PROVIDED ENTRIES |

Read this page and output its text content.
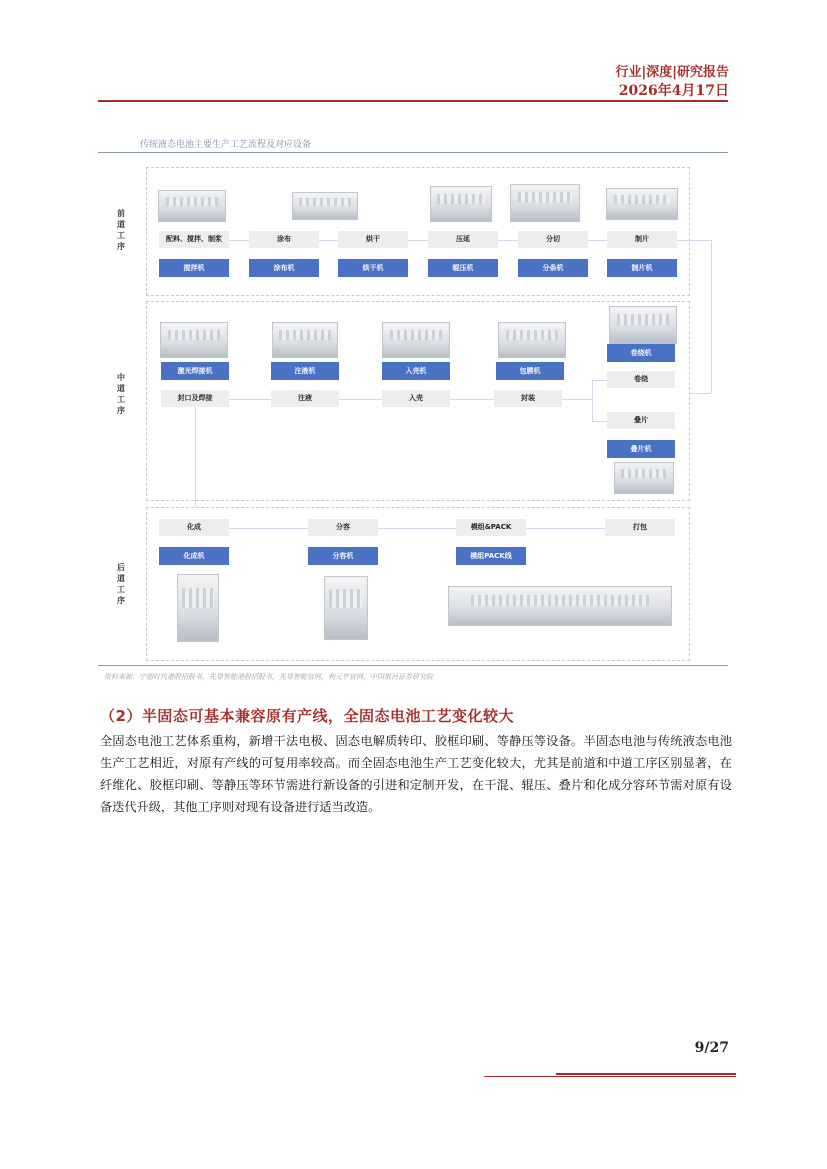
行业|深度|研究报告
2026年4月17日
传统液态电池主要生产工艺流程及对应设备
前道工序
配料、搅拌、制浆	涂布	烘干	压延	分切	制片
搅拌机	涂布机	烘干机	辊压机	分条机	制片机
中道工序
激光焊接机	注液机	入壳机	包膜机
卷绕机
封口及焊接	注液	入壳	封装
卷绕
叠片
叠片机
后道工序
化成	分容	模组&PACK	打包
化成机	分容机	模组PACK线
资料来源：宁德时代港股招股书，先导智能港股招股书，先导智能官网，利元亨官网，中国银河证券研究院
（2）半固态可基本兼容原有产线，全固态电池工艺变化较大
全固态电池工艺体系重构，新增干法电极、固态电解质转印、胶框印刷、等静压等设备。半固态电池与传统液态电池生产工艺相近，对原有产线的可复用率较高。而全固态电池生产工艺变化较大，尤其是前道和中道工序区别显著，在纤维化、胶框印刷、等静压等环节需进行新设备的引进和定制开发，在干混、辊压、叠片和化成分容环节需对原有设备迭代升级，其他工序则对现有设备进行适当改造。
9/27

BRIEF |
Every record above should be transcribed exactly; the pictures stay out of the copy.

RESPONSE BELOW |
Read this page and output its text content.
行业|深度|研究报告
2026年4月17日
传统液态电池主要生产工艺流程及对应设备
前道工序
配料、搅拌、制浆	涂布	烘干	压延	分切	制片
搅拌机	涂布机	烘干机	辊压机	分条机	制片机
中道工序
激光焊接机	注液机	入壳机	包膜机
卷绕机
封口及焊接	注液	入壳	封装
卷绕
叠片
叠片机
后道工序
化成	分容	模组&PACK	打包
化成机	分容机	模组PACK线
资料来源：宁德时代港股招股书，先导智能港股招股书，先导智能官网，利元亨官网，中国银河证券研究院
（2）半固态可基本兼容原有产线，全固态电池工艺变化较大
全固态电池工艺体系重构，新增干法电极、固态电解质转印、胶框印刷、等静压等设备。半固态电池与传统液态电池生产工艺相近，对原有产线的可复用率较高。而全固态电池生产工艺变化较大，尤其是前道和中道工序区别显著，在纤维化、胶框印刷、等静压等环节需进行新设备的引进和定制开发，在干混、辊压、叠片和化成分容环节需对原有设备迭代升级，其他工序则对现有设备进行适当改造。
9/27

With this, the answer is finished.